◆ **TASK GOAL**: Output nothing but the lines from the line with "What does this" through the end of the listing below, both ends included.

◆ **SUPPLIED RECORDS**:
[start]
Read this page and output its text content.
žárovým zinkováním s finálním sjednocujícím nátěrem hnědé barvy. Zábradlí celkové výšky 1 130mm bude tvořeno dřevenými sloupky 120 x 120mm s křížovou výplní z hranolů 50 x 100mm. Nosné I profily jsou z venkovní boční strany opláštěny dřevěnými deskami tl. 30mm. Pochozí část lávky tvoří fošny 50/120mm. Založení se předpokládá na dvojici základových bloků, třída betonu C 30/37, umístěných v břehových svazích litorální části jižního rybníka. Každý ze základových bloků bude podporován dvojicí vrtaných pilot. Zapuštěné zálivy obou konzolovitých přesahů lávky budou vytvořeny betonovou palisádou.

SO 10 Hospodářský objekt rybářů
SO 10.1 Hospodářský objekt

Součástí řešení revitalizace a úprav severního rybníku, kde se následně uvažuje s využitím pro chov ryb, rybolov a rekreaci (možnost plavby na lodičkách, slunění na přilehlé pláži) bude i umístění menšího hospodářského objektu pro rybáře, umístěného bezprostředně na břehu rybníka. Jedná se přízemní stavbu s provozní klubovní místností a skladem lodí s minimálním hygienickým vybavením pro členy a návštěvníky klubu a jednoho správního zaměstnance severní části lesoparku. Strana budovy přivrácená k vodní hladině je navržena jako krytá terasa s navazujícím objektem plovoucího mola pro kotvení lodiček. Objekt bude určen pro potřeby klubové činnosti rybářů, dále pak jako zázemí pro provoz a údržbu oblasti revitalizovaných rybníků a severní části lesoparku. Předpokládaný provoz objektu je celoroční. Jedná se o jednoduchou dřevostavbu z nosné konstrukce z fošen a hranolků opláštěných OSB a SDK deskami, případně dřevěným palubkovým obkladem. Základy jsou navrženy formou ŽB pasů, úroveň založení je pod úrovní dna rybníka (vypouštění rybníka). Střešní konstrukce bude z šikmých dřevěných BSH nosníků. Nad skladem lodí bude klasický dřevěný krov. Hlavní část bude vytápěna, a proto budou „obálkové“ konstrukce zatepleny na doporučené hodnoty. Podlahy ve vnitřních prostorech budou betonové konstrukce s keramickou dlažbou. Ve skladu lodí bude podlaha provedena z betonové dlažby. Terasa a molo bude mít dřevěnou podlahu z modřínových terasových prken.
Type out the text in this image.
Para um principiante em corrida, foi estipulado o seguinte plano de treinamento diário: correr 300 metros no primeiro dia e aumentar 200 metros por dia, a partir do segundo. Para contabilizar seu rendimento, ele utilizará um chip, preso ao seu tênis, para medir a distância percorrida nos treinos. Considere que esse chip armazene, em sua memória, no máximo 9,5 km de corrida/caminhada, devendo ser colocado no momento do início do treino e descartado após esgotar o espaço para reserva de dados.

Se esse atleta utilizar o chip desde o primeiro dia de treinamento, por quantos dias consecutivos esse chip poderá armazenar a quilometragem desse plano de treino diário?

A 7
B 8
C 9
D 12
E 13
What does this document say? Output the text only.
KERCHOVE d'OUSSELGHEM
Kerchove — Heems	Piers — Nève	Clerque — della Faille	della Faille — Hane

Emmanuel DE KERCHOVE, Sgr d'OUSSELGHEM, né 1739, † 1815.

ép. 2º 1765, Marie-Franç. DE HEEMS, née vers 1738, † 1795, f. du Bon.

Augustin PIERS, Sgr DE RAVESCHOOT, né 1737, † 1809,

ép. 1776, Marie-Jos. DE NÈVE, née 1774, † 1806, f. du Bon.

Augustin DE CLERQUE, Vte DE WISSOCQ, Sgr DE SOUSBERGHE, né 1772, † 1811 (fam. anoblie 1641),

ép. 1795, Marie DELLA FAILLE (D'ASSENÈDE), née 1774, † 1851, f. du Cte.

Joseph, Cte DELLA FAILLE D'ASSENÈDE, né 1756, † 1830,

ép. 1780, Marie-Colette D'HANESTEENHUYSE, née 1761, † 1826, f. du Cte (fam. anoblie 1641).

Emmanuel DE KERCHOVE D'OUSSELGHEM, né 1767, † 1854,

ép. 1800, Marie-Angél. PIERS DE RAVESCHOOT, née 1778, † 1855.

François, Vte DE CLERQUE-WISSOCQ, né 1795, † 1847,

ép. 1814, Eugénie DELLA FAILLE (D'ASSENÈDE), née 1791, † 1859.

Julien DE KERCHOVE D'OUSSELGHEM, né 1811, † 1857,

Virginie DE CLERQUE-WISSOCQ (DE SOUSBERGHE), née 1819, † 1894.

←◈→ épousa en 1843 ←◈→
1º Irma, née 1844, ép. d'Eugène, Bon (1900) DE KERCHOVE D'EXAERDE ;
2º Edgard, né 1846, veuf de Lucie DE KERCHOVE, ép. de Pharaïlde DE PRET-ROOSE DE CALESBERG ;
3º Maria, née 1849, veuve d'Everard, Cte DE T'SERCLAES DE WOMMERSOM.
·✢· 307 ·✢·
[end]
◆ **ANSWER IN FULL**:
What does this document say? Output the text only.
KERCHOVE d'OUSSELGHEM
Kerchove — Heems	Piers — Nève	Clerque — della Faille	della Faille — Hane

Emmanuel DE KERCHOVE, Sgr d'OUSSELGHEM, né 1739, † 1815.

ép. 2º 1765, Marie-Franç. DE HEEMS, née vers 1738, † 1795, f. du Bon.

Augustin PIERS, Sgr DE RAVESCHOOT, né 1737, † 1809,

ép. 1776, Marie-Jos. DE NÈVE, née 1774, † 1806, f. du Bon.

Augustin DE CLERQUE, Vte DE WISSOCQ, Sgr DE SOUSBERGHE, né 1772, † 1811 (fam. anoblie 1641),

ép. 1795, Marie DELLA FAILLE (D'ASSENÈDE), née 1774, † 1851, f. du Cte.

Joseph, Cte DELLA FAILLE D'ASSENÈDE, né 1756, † 1830,

ép. 1780, Marie-Colette D'HANESTEENHUYSE, née 1761, † 1826, f. du Cte (fam. anoblie 1641).

Emmanuel DE KERCHOVE D'OUSSELGHEM, né 1767, † 1854,

ép. 1800, Marie-Angél. PIERS DE RAVESCHOOT, née 1778, † 1855.

François, Vte DE CLERQUE-WISSOCQ, né 1795, † 1847,

ép. 1814, Eugénie DELLA FAILLE (D'ASSENÈDE), née 1791, † 1859.

Julien DE KERCHOVE D'OUSSELGHEM, né 1811, † 1857,

Virginie DE CLERQUE-WISSOCQ (DE SOUSBERGHE), née 1819, † 1894.

←◈→ épousa en 1843 ←◈→
1º Irma, née 1844, ép. d'Eugène, Bon (1900) DE KERCHOVE D'EXAERDE ;
2º Edgard, né 1846, veuf de Lucie DE KERCHOVE, ép. de Pharaïlde DE PRET-ROOSE DE CALESBERG ;
3º Maria, née 1849, veuve d'Everard, Cte DE T'SERCLAES DE WOMMERSOM.
·✢· 307 ·✢·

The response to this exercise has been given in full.